> What is required:
Return all of the entries exactly, with nothing added or left out.

> Exercise material:
━━━

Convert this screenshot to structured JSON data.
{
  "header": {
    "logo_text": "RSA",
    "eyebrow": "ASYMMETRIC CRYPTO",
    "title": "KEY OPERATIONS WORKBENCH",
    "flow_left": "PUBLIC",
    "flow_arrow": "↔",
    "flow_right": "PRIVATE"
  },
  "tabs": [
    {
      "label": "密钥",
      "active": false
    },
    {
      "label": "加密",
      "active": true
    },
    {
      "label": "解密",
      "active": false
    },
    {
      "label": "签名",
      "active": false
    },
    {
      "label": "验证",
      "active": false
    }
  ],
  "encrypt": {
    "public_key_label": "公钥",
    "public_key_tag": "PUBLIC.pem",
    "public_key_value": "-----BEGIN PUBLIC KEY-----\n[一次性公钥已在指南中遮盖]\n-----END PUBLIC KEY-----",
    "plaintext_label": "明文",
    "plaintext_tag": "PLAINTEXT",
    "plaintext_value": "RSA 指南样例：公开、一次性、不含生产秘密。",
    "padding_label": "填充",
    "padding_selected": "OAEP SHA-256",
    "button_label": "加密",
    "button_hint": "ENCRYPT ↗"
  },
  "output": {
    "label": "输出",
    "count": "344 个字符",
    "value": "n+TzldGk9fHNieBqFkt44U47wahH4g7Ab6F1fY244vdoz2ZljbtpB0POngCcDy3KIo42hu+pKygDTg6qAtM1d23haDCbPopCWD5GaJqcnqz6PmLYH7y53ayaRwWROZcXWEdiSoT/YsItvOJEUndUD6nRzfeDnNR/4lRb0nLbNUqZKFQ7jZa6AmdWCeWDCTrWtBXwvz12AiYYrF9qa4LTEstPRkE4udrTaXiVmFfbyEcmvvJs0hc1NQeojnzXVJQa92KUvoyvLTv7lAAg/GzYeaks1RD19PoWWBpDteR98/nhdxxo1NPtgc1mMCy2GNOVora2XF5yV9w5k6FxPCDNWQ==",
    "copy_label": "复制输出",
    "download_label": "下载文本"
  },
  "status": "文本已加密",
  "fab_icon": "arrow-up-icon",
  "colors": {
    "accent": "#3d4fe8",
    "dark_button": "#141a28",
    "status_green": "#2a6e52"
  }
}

━━━

> The reply:
Convert this screenshot to structured JSON data.
{
  "header": {
    "logo_text": "RSA",
    "eyebrow": "ASYMMETRIC CRYPTO",
    "title": "KEY OPERATIONS WORKBENCH",
    "flow_left": "PUBLIC",
    "flow_arrow": "↔",
    "flow_right": "PRIVATE"
  },
  "tabs": [
    {
      "label": "密钥",
      "active": false
    },
    {
      "label": "加密",
      "active": true
    },
    {
      "label": "解密",
      "active": false
    },
    {
      "label": "签名",
      "active": false
    },
    {
      "label": "验证",
      "active": false
    }
  ],
  "encrypt": {
    "public_key_label": "公钥",
    "public_key_tag": "PUBLIC.pem",
    "public_key_value": "-----BEGIN PUBLIC KEY-----\n[一次性公钥已在指南中遮盖]\n-----END PUBLIC KEY-----",
    "plaintext_label": "明文",
    "plaintext_tag": "PLAINTEXT",
    "plaintext_value": "RSA 指南样例：公开、一次性、不含生产秘密。",
    "padding_label": "填充",
    "padding_selected": "OAEP SHA-256",
    "button_label": "加密",
    "button_hint": "ENCRYPT ↗"
  },
  "output": {
    "label": "输出",
    "count": "344 个字符",
    "value": "n+TzldGk9fHNieBqFkt44U47wahH4g7Ab6F1fY244vdoz2ZljbtpB0POngCcDy3KIo42hu+pKygDTg6qAtM1d23haDCbPopCWD5GaJqcnqz6PmLYH7y53ayaRwWROZcXWEdiSoT/YsItvOJEUndUD6nRzfeDnNR/4lRb0nLbNUqZKFQ7jZa6AmdWCeWDCTrWtBXwvz12AiYYrF9qa4LTEstPRkE4udrTaXiVmFfbyEcmvvJs0hc1NQeojnzXVJQa92KUvoyvLTv7lAAg/GzYeaks1RD19PoWWBpDteR98/nhdxxo1NPtgc1mMCy2GNOVora2XF5yV9w5k6FxPCDNWQ==",
    "copy_label": "复制输出",
    "download_label": "下载文本"
  },
  "status": "文本已加密",
  "fab_icon": "arrow-up-icon",
  "colors": {
    "accent": "#3d4fe8",
    "dark_button": "#141a28",
    "status_green": "#2a6e52"
  }
}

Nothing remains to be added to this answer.